What is needed |
Return every line below as is, leaving out the pictures.

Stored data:
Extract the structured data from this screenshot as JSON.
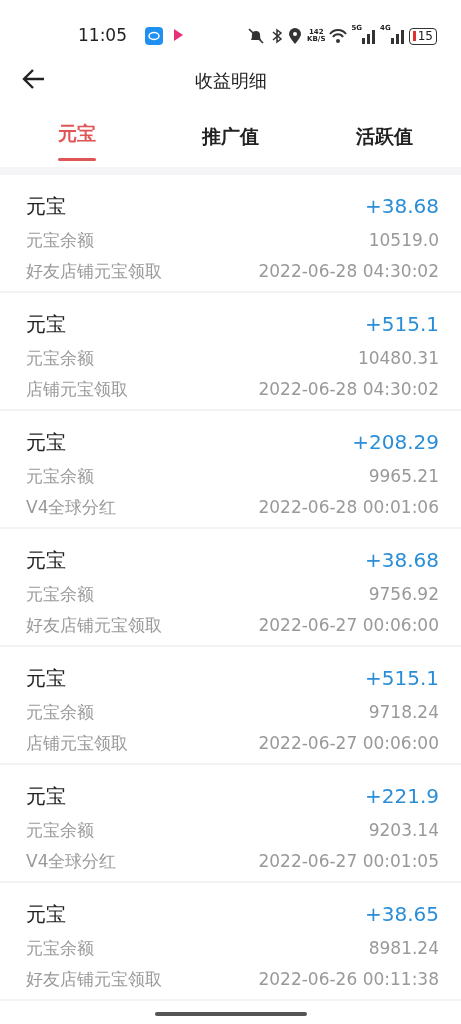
{
  "status_bar": {
    "time": "11:05",
    "speed": "142",
    "speed_unit": "KB/S",
    "network_1": "5G",
    "network_2": "4G",
    "battery": "15"
  },
  "header": {
    "title": "收益明细"
  },
  "tabs": [
    {
      "label": "元宝",
      "selected": true
    },
    {
      "label": "推广值",
      "selected": false
    },
    {
      "label": "活跃值",
      "selected": false
    }
  ],
  "records": [
    {
      "title": "元宝",
      "amount": "+38.68",
      "balance_label": "元宝余额",
      "balance": "10519.0",
      "source": "好友店铺元宝领取",
      "time": "2022-06-28 04:30:02"
    },
    {
      "title": "元宝",
      "amount": "+515.1",
      "balance_label": "元宝余额",
      "balance": "10480.31",
      "source": "店铺元宝领取",
      "time": "2022-06-28 04:30:02"
    },
    {
      "title": "元宝",
      "amount": "+208.29",
      "balance_label": "元宝余额",
      "balance": "9965.21",
      "source": "V4全球分红",
      "time": "2022-06-28 00:01:06"
    },
    {
      "title": "元宝",
      "amount": "+38.68",
      "balance_label": "元宝余额",
      "balance": "9756.92",
      "source": "好友店铺元宝领取",
      "time": "2022-06-27 00:06:00"
    },
    {
      "title": "元宝",
      "amount": "+515.1",
      "balance_label": "元宝余额",
      "balance": "9718.24",
      "source": "店铺元宝领取",
      "time": "2022-06-27 00:06:00"
    },
    {
      "title": "元宝",
      "amount": "+221.9",
      "balance_label": "元宝余额",
      "balance": "9203.14",
      "source": "V4全球分红",
      "time": "2022-06-27 00:01:05"
    },
    {
      "title": "元宝",
      "amount": "+38.65",
      "balance_label": "元宝余额",
      "balance": "8981.24",
      "source": "好友店铺元宝领取",
      "time": "2022-06-26 00:11:38"
    }
  ]
}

Right answer |
Extract the structured data from this screenshot as JSON.
{
  "status_bar": {
    "time": "11:05",
    "speed": "142",
    "speed_unit": "KB/S",
    "network_1": "5G",
    "network_2": "4G",
    "battery": "15"
  },
  "header": {
    "title": "收益明细"
  },
  "tabs": [
    {
      "label": "元宝",
      "selected": true
    },
    {
      "label": "推广值",
      "selected": false
    },
    {
      "label": "活跃值",
      "selected": false
    }
  ],
  "records": [
    {
      "title": "元宝",
      "amount": "+38.68",
      "balance_label": "元宝余额",
      "balance": "10519.0",
      "source": "好友店铺元宝领取",
      "time": "2022-06-28 04:30:02"
    },
    {
      "title": "元宝",
      "amount": "+515.1",
      "balance_label": "元宝余额",
      "balance": "10480.31",
      "source": "店铺元宝领取",
      "time": "2022-06-28 04:30:02"
    },
    {
      "title": "元宝",
      "amount": "+208.29",
      "balance_label": "元宝余额",
      "balance": "9965.21",
      "source": "V4全球分红",
      "time": "2022-06-28 00:01:06"
    },
    {
      "title": "元宝",
      "amount": "+38.68",
      "balance_label": "元宝余额",
      "balance": "9756.92",
      "source": "好友店铺元宝领取",
      "time": "2022-06-27 00:06:00"
    },
    {
      "title": "元宝",
      "amount": "+515.1",
      "balance_label": "元宝余额",
      "balance": "9718.24",
      "source": "店铺元宝领取",
      "time": "2022-06-27 00:06:00"
    },
    {
      "title": "元宝",
      "amount": "+221.9",
      "balance_label": "元宝余额",
      "balance": "9203.14",
      "source": "V4全球分红",
      "time": "2022-06-27 00:01:05"
    },
    {
      "title": "元宝",
      "amount": "+38.65",
      "balance_label": "元宝余额",
      "balance": "8981.24",
      "source": "好友店铺元宝领取",
      "time": "2022-06-26 00:11:38"
    }
  ]
}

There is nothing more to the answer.